- What you will do
1. In the post on column-level data lineage, at what level does the author say the problem lies?
2. Update the records from their first line up to and including the line with "value-cell[interactable]: 29.64 [526,293,567,310]" by changing "VAT incl" to "VAT included", and return only those lines with everything else unchanged.

- Document extract
Eyes Wide Shut Data Lineage #1

  • Anton Revyako
    Anton Revyako

    Founder of dwh.dev

Eyes Wide Shut Data Lineage #1

Data people, I have some bad news for you.

The entire concept of column-level data lineage as you know it is a lie. It's broken, and no one is willing to admit it.

This applies across all databases, open-source libraries, commercial products, and dynamic and static analysis tools. Column-level data lineage is fundamentally flawed from start to finish.

The issue isn't just about the lack of support for specific database vendor syntax, or the inability of most products to detect relationships in basic constructs like PIVOT. That's a given :)

The problem lies at the core mathematical level.

Remember what we learned in school? If we know that x = y, we can substitute one for the other anywhere. Right? Now, take a look at this query:

SELECT T1.C1 FROM
  T1 JOIN T2 ON T1.C1 = T2.C3;

We get T1.C1 as the lineage result, correct?

But T1.C1 = T2.C3, which means this query is equivalent to:

SELECT T2.C3 FROM
  T1 JOIN T2 ON T1.C1 = T2.C3;

See what's happening here? The lineage of the upstream column T2.C3 is hidden from your view!

Have you ever encountered a tool that reveals this to you? Sure, you'll see that there's a dependency on table T2 at the object level. But no details. Good luck debugging that!

- Records for this exercise
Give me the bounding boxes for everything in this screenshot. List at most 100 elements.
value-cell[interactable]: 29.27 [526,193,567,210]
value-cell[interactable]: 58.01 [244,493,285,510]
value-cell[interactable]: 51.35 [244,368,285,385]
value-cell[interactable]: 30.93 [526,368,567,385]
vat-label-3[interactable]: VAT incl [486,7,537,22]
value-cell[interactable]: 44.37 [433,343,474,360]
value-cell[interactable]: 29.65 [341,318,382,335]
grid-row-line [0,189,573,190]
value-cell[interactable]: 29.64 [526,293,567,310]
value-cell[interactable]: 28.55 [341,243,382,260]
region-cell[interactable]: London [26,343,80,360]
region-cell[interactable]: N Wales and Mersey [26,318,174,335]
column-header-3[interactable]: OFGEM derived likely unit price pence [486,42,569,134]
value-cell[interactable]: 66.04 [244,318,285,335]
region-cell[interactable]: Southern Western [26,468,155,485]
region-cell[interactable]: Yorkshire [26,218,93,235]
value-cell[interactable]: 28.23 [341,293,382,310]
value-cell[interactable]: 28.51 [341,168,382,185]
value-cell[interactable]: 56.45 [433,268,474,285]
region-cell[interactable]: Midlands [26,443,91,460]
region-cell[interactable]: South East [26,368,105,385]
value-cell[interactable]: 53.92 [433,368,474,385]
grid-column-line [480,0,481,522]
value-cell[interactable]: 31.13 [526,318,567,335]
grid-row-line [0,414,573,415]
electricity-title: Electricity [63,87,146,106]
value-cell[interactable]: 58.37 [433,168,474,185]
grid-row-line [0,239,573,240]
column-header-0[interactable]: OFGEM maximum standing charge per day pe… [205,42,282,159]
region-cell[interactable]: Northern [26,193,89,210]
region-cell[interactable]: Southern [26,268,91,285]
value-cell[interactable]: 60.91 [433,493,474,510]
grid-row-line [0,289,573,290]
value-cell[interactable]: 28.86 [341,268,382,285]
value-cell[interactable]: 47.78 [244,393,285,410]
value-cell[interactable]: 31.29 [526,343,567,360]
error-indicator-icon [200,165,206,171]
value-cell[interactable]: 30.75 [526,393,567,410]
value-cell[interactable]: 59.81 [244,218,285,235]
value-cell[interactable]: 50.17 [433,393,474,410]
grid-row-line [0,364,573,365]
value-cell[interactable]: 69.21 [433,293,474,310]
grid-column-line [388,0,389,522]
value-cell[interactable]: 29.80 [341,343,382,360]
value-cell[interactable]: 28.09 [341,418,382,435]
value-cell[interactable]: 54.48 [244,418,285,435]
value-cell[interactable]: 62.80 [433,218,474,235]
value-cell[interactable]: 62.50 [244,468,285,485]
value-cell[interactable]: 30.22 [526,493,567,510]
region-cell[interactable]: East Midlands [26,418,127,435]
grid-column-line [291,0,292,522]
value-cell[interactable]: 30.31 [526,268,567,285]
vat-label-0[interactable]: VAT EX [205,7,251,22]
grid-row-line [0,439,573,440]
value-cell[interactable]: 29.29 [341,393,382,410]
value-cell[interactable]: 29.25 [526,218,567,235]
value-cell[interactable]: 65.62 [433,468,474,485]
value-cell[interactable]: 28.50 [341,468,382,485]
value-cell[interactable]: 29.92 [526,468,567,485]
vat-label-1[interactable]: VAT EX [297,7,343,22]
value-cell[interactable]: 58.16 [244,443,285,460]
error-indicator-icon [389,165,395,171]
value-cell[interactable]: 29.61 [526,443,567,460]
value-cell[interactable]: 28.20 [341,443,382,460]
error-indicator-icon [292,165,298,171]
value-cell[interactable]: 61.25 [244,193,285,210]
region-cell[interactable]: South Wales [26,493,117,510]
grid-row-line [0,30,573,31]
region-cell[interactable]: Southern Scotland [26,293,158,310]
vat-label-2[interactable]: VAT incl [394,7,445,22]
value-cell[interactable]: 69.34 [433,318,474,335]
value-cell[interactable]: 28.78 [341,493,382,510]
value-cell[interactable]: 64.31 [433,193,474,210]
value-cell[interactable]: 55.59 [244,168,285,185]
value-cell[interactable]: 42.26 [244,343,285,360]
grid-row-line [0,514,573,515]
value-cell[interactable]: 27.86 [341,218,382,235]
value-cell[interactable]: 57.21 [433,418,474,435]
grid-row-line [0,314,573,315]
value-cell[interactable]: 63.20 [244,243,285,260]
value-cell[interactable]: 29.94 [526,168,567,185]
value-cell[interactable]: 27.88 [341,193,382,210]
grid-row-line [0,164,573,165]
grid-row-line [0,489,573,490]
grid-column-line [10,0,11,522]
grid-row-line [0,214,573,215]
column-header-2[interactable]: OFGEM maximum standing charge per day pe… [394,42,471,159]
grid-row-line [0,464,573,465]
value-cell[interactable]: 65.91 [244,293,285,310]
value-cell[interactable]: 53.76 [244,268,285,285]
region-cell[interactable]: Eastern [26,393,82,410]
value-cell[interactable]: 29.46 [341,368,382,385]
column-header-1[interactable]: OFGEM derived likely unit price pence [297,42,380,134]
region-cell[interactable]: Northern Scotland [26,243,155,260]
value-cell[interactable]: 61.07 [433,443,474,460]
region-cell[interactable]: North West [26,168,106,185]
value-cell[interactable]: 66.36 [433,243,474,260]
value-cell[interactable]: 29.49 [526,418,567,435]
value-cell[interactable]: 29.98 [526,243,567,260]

- In response
1. At the core mathematical level.

2.
Give me the bounding boxes for everything in this screenshot. List at most 100 elements.
value-cell[interactable]: 29.27 [526,193,567,210]
value-cell[interactable]: 58.01 [244,493,285,510]
value-cell[interactable]: 51.35 [244,368,285,385]
value-cell[interactable]: 30.93 [526,368,567,385]
vat-label-3[interactable]: VAT included [486,7,537,22]
value-cell[interactable]: 44.37 [433,343,474,360]
value-cell[interactable]: 29.65 [341,318,382,335]
grid-row-line [0,189,573,190]
value-cell[interactable]: 29.64 [526,293,567,310]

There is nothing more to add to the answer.